THE PROBLEM
Could you write out the records below exactly as they appear, leaving out any pictures?

---- DATA SUPPLIED

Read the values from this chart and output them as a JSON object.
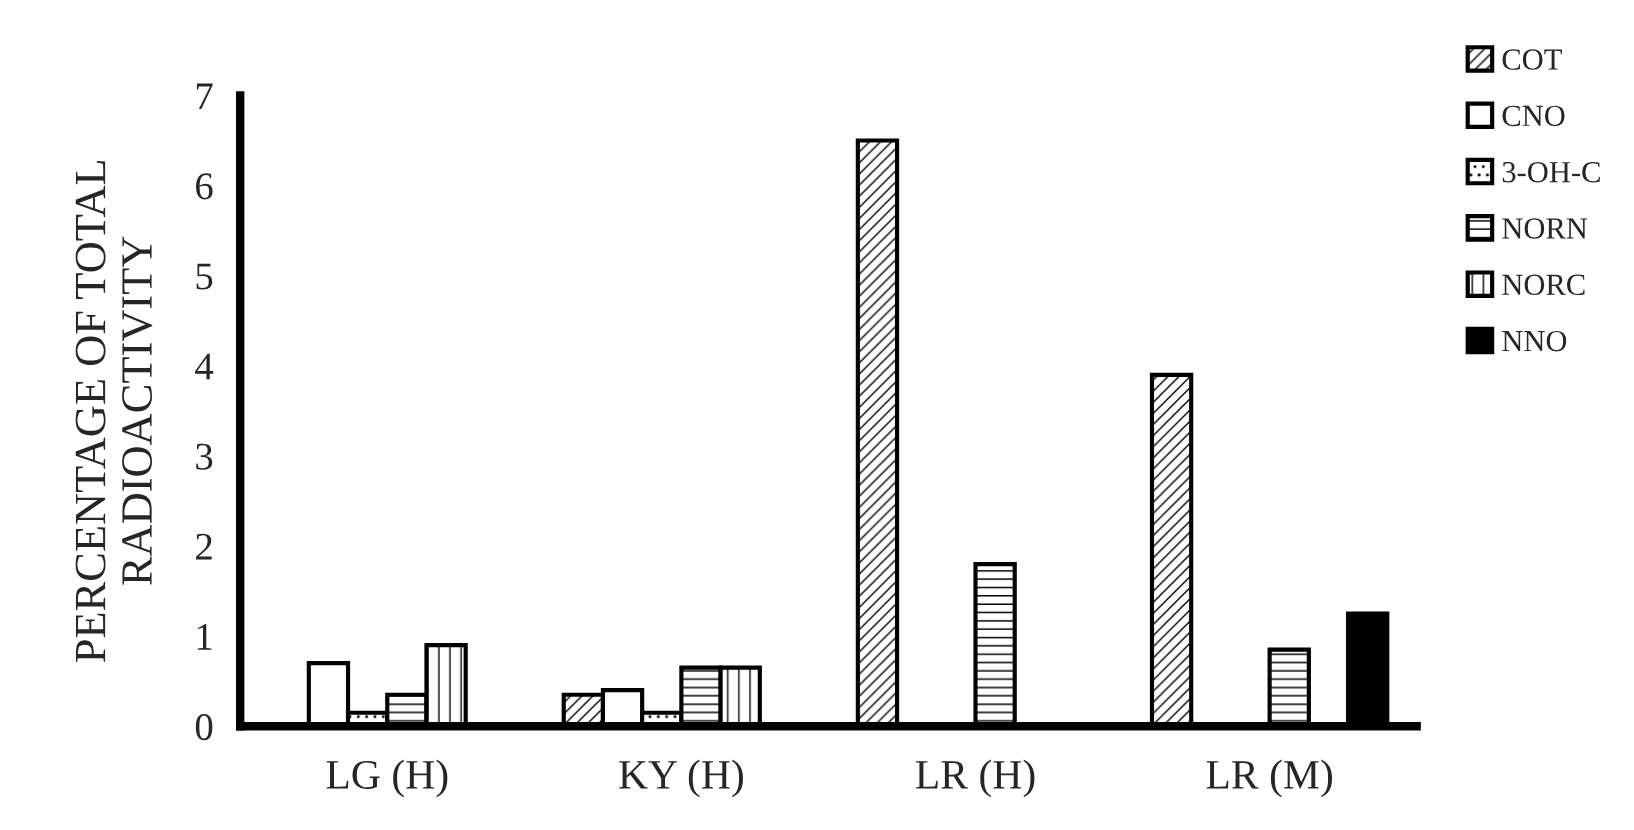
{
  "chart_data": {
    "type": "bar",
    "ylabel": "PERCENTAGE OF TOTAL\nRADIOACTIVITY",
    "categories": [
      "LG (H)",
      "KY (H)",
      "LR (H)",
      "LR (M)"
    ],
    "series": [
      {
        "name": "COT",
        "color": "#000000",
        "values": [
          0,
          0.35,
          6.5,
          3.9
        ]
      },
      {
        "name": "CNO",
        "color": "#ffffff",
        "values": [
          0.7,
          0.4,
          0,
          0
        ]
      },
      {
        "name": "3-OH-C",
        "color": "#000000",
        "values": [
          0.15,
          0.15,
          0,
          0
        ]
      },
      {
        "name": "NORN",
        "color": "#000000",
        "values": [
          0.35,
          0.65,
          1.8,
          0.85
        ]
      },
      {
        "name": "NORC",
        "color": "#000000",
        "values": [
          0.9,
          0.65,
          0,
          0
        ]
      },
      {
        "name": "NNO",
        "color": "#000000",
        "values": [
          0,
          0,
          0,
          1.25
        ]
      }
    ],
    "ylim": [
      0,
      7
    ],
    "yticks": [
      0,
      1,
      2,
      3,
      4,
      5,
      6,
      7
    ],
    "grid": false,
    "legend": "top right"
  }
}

--------

FINAL RESULT
Read the values from this chart and output them as a JSON object.
{
  "chart_data": {
    "type": "bar",
    "ylabel": "PERCENTAGE OF TOTAL\nRADIOACTIVITY",
    "categories": [
      "LG (H)",
      "KY (H)",
      "LR (H)",
      "LR (M)"
    ],
    "series": [
      {
        "name": "COT",
        "color": "#000000",
        "values": [
          0,
          0.35,
          6.5,
          3.9
        ]
      },
      {
        "name": "CNO",
        "color": "#ffffff",
        "values": [
          0.7,
          0.4,
          0,
          0
        ]
      },
      {
        "name": "3-OH-C",
        "color": "#000000",
        "values": [
          0.15,
          0.15,
          0,
          0
        ]
      },
      {
        "name": "NORN",
        "color": "#000000",
        "values": [
          0.35,
          0.65,
          1.8,
          0.85
        ]
      },
      {
        "name": "NORC",
        "color": "#000000",
        "values": [
          0.9,
          0.65,
          0,
          0
        ]
      },
      {
        "name": "NNO",
        "color": "#000000",
        "values": [
          0,
          0,
          0,
          1.25
        ]
      }
    ],
    "ylim": [
      0,
      7
    ],
    "yticks": [
      0,
      1,
      2,
      3,
      4,
      5,
      6,
      7
    ],
    "grid": false,
    "legend": "top right"
  }
}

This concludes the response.